======== Dataset entries

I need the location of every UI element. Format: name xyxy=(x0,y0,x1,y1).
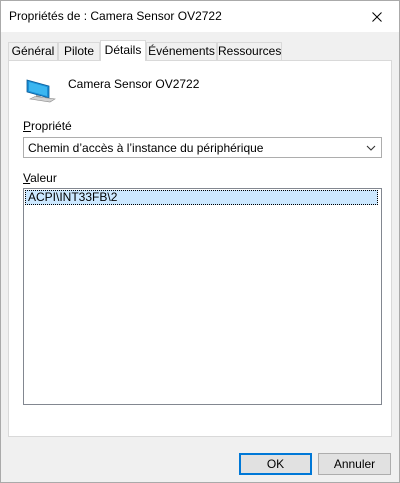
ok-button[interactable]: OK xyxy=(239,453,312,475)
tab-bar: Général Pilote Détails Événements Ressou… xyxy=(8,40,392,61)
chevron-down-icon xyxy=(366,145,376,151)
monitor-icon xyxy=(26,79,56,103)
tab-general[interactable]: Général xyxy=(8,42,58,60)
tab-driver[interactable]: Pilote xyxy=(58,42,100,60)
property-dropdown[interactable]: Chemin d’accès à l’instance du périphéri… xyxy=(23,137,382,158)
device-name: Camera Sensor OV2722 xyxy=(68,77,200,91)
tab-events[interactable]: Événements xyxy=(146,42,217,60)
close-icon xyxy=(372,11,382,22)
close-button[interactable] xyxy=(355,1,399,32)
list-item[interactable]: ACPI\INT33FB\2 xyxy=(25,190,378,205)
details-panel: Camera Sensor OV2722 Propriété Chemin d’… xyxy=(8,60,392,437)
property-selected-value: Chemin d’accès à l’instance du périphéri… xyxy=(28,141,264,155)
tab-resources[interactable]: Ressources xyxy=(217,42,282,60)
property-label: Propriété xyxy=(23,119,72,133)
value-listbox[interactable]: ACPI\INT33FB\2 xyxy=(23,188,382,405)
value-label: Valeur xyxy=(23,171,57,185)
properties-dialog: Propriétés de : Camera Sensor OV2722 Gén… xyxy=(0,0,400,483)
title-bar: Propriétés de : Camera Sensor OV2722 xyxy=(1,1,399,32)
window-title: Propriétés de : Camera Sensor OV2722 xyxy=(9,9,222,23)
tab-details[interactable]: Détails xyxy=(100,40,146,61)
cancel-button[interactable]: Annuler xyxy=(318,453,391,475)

================

■ **Work instructions**: Return the lines exactly as they appear, starting with the line containing "ok-button[interactable]: OK xyxy=(239,453,312,475)" and going on through the line containing "property-selected-value: Chemin d’accès".

■ **Solution to the exercise**:
ok-button[interactable]: OK xyxy=(239,453,312,475)
tab-bar: Général Pilote Détails Événements Ressou… xyxy=(8,40,392,61)
chevron-down-icon xyxy=(366,145,376,151)
monitor-icon xyxy=(26,79,56,103)
tab-general[interactable]: Général xyxy=(8,42,58,60)
tab-driver[interactable]: Pilote xyxy=(58,42,100,60)
property-dropdown[interactable]: Chemin d’accès à l’instance du périphéri… xyxy=(23,137,382,158)
device-name: Camera Sensor OV2722 xyxy=(68,77,200,91)
tab-events[interactable]: Événements xyxy=(146,42,217,60)
close-icon xyxy=(372,11,382,22)
close-button[interactable] xyxy=(355,1,399,32)
list-item[interactable]: ACPI\INT33FB\2 xyxy=(25,190,378,205)
details-panel: Camera Sensor OV2722 Propriété Chemin d’… xyxy=(8,60,392,437)
property-selected-value: Chemin d’accès à l’instance du périphéri… xyxy=(28,141,264,155)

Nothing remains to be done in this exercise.